> Entries provided:
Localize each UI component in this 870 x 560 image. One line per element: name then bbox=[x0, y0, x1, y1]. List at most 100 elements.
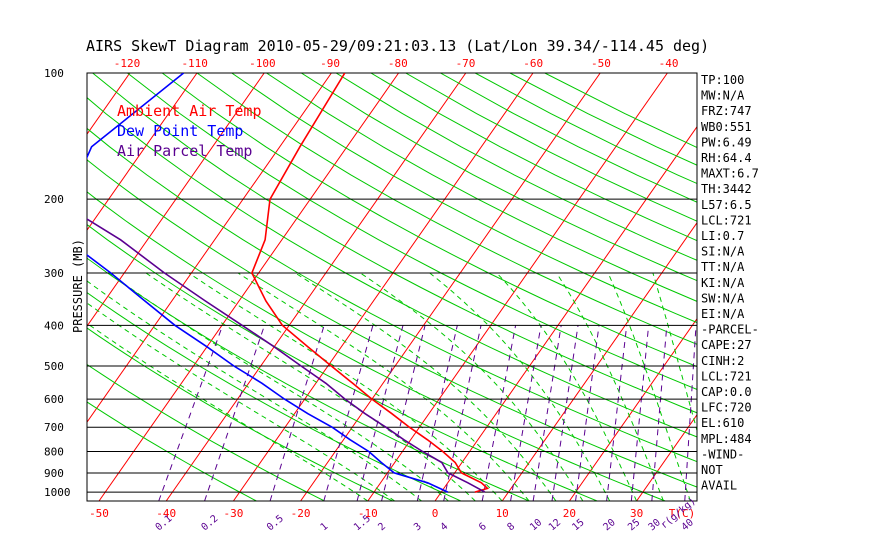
dry-adiabat-line bbox=[301, 73, 697, 282]
isotherm-line bbox=[232, 73, 534, 501]
legend: Ambient Air Temp Dew Point Temp Air Parcel… bbox=[117, 102, 262, 160]
moist-adiabat-line bbox=[360, 272, 584, 501]
index-label: LCL:721 bbox=[701, 369, 752, 383]
dry-adiabat-line bbox=[474, 73, 697, 185]
mixing-ratio-label: 2 bbox=[376, 521, 388, 533]
isotherm-line bbox=[87, 73, 265, 328]
index-label: LI:0.7 bbox=[701, 229, 744, 243]
mixing-ratio-label: 0.5 bbox=[265, 513, 286, 533]
pressure-tick-label: 900 bbox=[44, 467, 64, 480]
dry-adiabat-line bbox=[87, 159, 697, 488]
chart-title: AIRS SkewT Diagram 2010-05-29/09:21:03.1… bbox=[86, 37, 709, 55]
index-label: TP:100 bbox=[701, 73, 744, 87]
index-label: SW:N/A bbox=[701, 291, 745, 305]
index-label: -PARCEL- bbox=[701, 323, 759, 337]
pressure-tick-label: 300 bbox=[44, 267, 64, 280]
legend-entry: Dew Point Temp bbox=[117, 122, 243, 140]
isotherm-line bbox=[87, 73, 198, 232]
mixing-ratio-line bbox=[481, 325, 517, 501]
pressure-tick-label: 500 bbox=[44, 360, 64, 373]
isotherm-line bbox=[0, 73, 63, 501]
mixing-ratio-label: 4 bbox=[439, 521, 451, 533]
pressure-tick-label: 1000 bbox=[44, 486, 71, 499]
isotherm-line bbox=[568, 317, 697, 501]
index-label: NOT bbox=[701, 463, 723, 477]
moist-adiabat-line bbox=[108, 272, 449, 501]
mixing-ratio-label: 20 bbox=[601, 517, 617, 533]
mixing-ratio-line bbox=[551, 325, 579, 501]
bottom-temp-tick-label: -40 bbox=[156, 507, 176, 520]
moist-adiabat-line bbox=[237, 272, 530, 501]
index-label: AVAIL bbox=[701, 479, 737, 493]
dry-adiabat-line bbox=[87, 257, 530, 501]
index-label: CAP:0.0 bbox=[701, 385, 752, 399]
index-label: LCL:721 bbox=[701, 213, 752, 227]
mixing-ratio-label: 6 bbox=[477, 521, 489, 533]
bottom-temp-tick-label: -50 bbox=[89, 507, 109, 520]
dry-adiabat-line bbox=[87, 327, 393, 501]
series-line bbox=[251, 73, 490, 493]
mixing-ratio-line bbox=[510, 325, 542, 501]
moist-adiabat-line bbox=[87, 322, 369, 501]
moist-adiabat-line bbox=[145, 272, 476, 501]
mixing-ratio-line bbox=[443, 325, 482, 501]
mixing-ratio-line bbox=[416, 325, 458, 501]
bottom-temp-tick-label: 0 bbox=[432, 507, 439, 520]
dry-adiabat-line bbox=[92, 73, 697, 414]
top-temp-tick-label: -110 bbox=[181, 57, 208, 70]
index-label: LFC:720 bbox=[701, 401, 752, 415]
moist-adiabat-line bbox=[87, 280, 422, 501]
pressure-tick-label: 600 bbox=[44, 393, 64, 406]
top-temp-tick-label: -80 bbox=[388, 57, 408, 70]
mixing-ratio-label: 3 bbox=[412, 521, 424, 533]
pressure-tick-label: 800 bbox=[44, 446, 64, 459]
isotherm-line bbox=[87, 73, 131, 136]
dry-adiabat-line bbox=[87, 224, 598, 501]
bottom-temp-tick-label: 10 bbox=[496, 507, 509, 520]
bottom-temp-tick-label: -30 bbox=[223, 507, 243, 520]
top-temp-tick-label: -120 bbox=[114, 57, 141, 70]
mixing-ratio-label: 8 bbox=[505, 521, 517, 533]
index-label: WB0:551 bbox=[701, 120, 752, 134]
moist-adiabat-line bbox=[652, 272, 697, 433]
dry-adiabat-line bbox=[87, 191, 666, 501]
mixing-ratio-line bbox=[356, 325, 404, 501]
moist-adiabat-line bbox=[188, 272, 503, 501]
isotherm-line bbox=[87, 73, 332, 424]
isotherm-line bbox=[300, 73, 601, 501]
index-label: SI:N/A bbox=[701, 245, 745, 259]
index-label: EI:N/A bbox=[701, 307, 745, 321]
bottom-temp-tick-label: 20 bbox=[563, 507, 576, 520]
top-temp-tick-label: -40 bbox=[659, 57, 679, 70]
moist-adiabat-line bbox=[87, 302, 395, 501]
index-label: TH:3442 bbox=[701, 182, 752, 196]
pressure-tick-label: 700 bbox=[44, 421, 64, 434]
top-temp-tick-label: -70 bbox=[456, 57, 476, 70]
isotherm-line bbox=[501, 221, 697, 501]
mixing-ratio-line bbox=[204, 325, 265, 501]
series-line bbox=[87, 73, 449, 493]
top-temp-tick-label: -60 bbox=[523, 57, 543, 70]
dry-adiabat-line bbox=[87, 363, 325, 501]
dry-adiabat-line bbox=[87, 97, 697, 438]
pressure-tick-label: 400 bbox=[44, 319, 64, 332]
dry-adiabat-line bbox=[370, 73, 697, 242]
mixing-ratio-label: 0.2 bbox=[199, 513, 220, 533]
index-label: TT:N/A bbox=[701, 260, 745, 274]
isotherm-line bbox=[771, 73, 870, 501]
mixing-ratio-line bbox=[158, 325, 224, 501]
isotherm-line bbox=[636, 413, 697, 501]
index-label: MW:N/A bbox=[701, 89, 745, 103]
index-label: MAXT:6.7 bbox=[701, 167, 759, 181]
index-label: L57:6.5 bbox=[701, 198, 752, 212]
mixing-ratio-line bbox=[630, 325, 650, 501]
temp-axis-unit: T(C) bbox=[669, 507, 696, 520]
mixing-ratio-label: 10 bbox=[528, 517, 544, 533]
bottom-temp-tick-label: -10 bbox=[358, 507, 378, 520]
moist-adiabat-line bbox=[607, 272, 691, 501]
dry-adiabat-line bbox=[196, 73, 697, 345]
mixing-ratio-line bbox=[323, 325, 374, 501]
mixing-ratio-line bbox=[684, 325, 697, 501]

> Exercise prompt:
Return all of the data above line for line, with no changes, and leave out the pictures.

> Complete answer:
Localize each UI component in this 870 x 560 image. One line per element: name then bbox=[x0, y0, x1, y1]. List at most 100 elements.
dry-adiabat-line bbox=[301, 73, 697, 282]
isotherm-line bbox=[232, 73, 534, 501]
legend: Ambient Air Temp Dew Point Temp Air Parcel… bbox=[117, 102, 262, 160]
moist-adiabat-line bbox=[360, 272, 584, 501]
index-label: LCL:721 bbox=[701, 369, 752, 383]
dry-adiabat-line bbox=[474, 73, 697, 185]
mixing-ratio-label: 2 bbox=[376, 521, 388, 533]
isotherm-line bbox=[87, 73, 265, 328]
index-label: LI:0.7 bbox=[701, 229, 744, 243]
mixing-ratio-label: 0.5 bbox=[265, 513, 286, 533]
pressure-tick-label: 900 bbox=[44, 467, 64, 480]
dry-adiabat-line bbox=[87, 159, 697, 488]
chart-title: AIRS SkewT Diagram 2010-05-29/09:21:03.1… bbox=[86, 37, 709, 55]
index-label: TP:100 bbox=[701, 73, 744, 87]
index-label: SW:N/A bbox=[701, 291, 745, 305]
index-label: -PARCEL- bbox=[701, 323, 759, 337]
pressure-tick-label: 300 bbox=[44, 267, 64, 280]
legend-entry: Dew Point Temp bbox=[117, 122, 243, 140]
isotherm-line bbox=[87, 73, 198, 232]
mixing-ratio-line bbox=[481, 325, 517, 501]
pressure-tick-label: 500 bbox=[44, 360, 64, 373]
isotherm-line bbox=[0, 73, 63, 501]
mixing-ratio-label: 4 bbox=[439, 521, 451, 533]
pressure-tick-label: 1000 bbox=[44, 486, 71, 499]
isotherm-line bbox=[568, 317, 697, 501]
index-label: NOT bbox=[701, 463, 723, 477]
moist-adiabat-line bbox=[108, 272, 449, 501]
mixing-ratio-label: 20 bbox=[601, 517, 617, 533]
mixing-ratio-line bbox=[551, 325, 579, 501]
bottom-temp-tick-label: -40 bbox=[156, 507, 176, 520]
moist-adiabat-line bbox=[237, 272, 530, 501]
index-label: AVAIL bbox=[701, 479, 737, 493]
dry-adiabat-line bbox=[87, 257, 530, 501]
index-label: CAP:0.0 bbox=[701, 385, 752, 399]
index-label: LCL:721 bbox=[701, 213, 752, 227]
mixing-ratio-label: 6 bbox=[477, 521, 489, 533]
bottom-temp-tick-label: -50 bbox=[89, 507, 109, 520]
dry-adiabat-line bbox=[87, 327, 393, 501]
series-line bbox=[251, 73, 490, 493]
mixing-ratio-line bbox=[510, 325, 542, 501]
moist-adiabat-line bbox=[87, 322, 369, 501]
moist-adiabat-line bbox=[145, 272, 476, 501]
mixing-ratio-line bbox=[443, 325, 482, 501]
mixing-ratio-line bbox=[416, 325, 458, 501]
bottom-temp-tick-label: 0 bbox=[432, 507, 439, 520]
dry-adiabat-line bbox=[92, 73, 697, 414]
top-temp-tick-label: -110 bbox=[181, 57, 208, 70]
index-label: LFC:720 bbox=[701, 401, 752, 415]
moist-adiabat-line bbox=[87, 280, 422, 501]
pressure-tick-label: 600 bbox=[44, 393, 64, 406]
top-temp-tick-label: -80 bbox=[388, 57, 408, 70]
mixing-ratio-label: 3 bbox=[412, 521, 424, 533]
pressure-tick-label: 800 bbox=[44, 446, 64, 459]
isotherm-line bbox=[87, 73, 131, 136]
dry-adiabat-line bbox=[87, 224, 598, 501]
bottom-temp-tick-label: 10 bbox=[496, 507, 509, 520]
bottom-temp-tick-label: -30 bbox=[223, 507, 243, 520]
top-temp-tick-label: -120 bbox=[114, 57, 141, 70]
mixing-ratio-label: 8 bbox=[505, 521, 517, 533]
index-label: WB0:551 bbox=[701, 120, 752, 134]
moist-adiabat-line bbox=[652, 272, 697, 433]
dry-adiabat-line bbox=[87, 191, 666, 501]
mixing-ratio-line bbox=[356, 325, 404, 501]
moist-adiabat-line bbox=[188, 272, 503, 501]
isotherm-line bbox=[87, 73, 332, 424]
isotherm-line bbox=[300, 73, 601, 501]
index-label: SI:N/A bbox=[701, 245, 745, 259]
index-label: EI:N/A bbox=[701, 307, 745, 321]
bottom-temp-tick-label: 20 bbox=[563, 507, 576, 520]
top-temp-tick-label: -40 bbox=[659, 57, 679, 70]
moist-adiabat-line bbox=[87, 302, 395, 501]
index-label: TH:3442 bbox=[701, 182, 752, 196]
pressure-tick-label: 700 bbox=[44, 421, 64, 434]
top-temp-tick-label: -70 bbox=[456, 57, 476, 70]
isotherm-line bbox=[501, 221, 697, 501]
mixing-ratio-line bbox=[204, 325, 265, 501]
series-line bbox=[87, 73, 449, 493]
top-temp-tick-label: -60 bbox=[523, 57, 543, 70]
dry-adiabat-line bbox=[87, 363, 325, 501]
dry-adiabat-line bbox=[87, 97, 697, 438]
pressure-tick-label: 400 bbox=[44, 319, 64, 332]
dry-adiabat-line bbox=[370, 73, 697, 242]
mixing-ratio-label: 0.2 bbox=[199, 513, 220, 533]
index-label: TT:N/A bbox=[701, 260, 745, 274]
isotherm-line bbox=[771, 73, 870, 501]
mixing-ratio-line bbox=[158, 325, 224, 501]
isotherm-line bbox=[636, 413, 697, 501]
index-label: MW:N/A bbox=[701, 89, 745, 103]
index-label: MAXT:6.7 bbox=[701, 167, 759, 181]
index-label: L57:6.5 bbox=[701, 198, 752, 212]
mixing-ratio-line bbox=[630, 325, 650, 501]
temp-axis-unit: T(C) bbox=[669, 507, 696, 520]
mixing-ratio-label: 10 bbox=[528, 517, 544, 533]
bottom-temp-tick-label: -10 bbox=[358, 507, 378, 520]
moist-adiabat-line bbox=[607, 272, 691, 501]
dry-adiabat-line bbox=[196, 73, 697, 345]
mixing-ratio-line bbox=[323, 325, 374, 501]
mixing-ratio-line bbox=[684, 325, 697, 501]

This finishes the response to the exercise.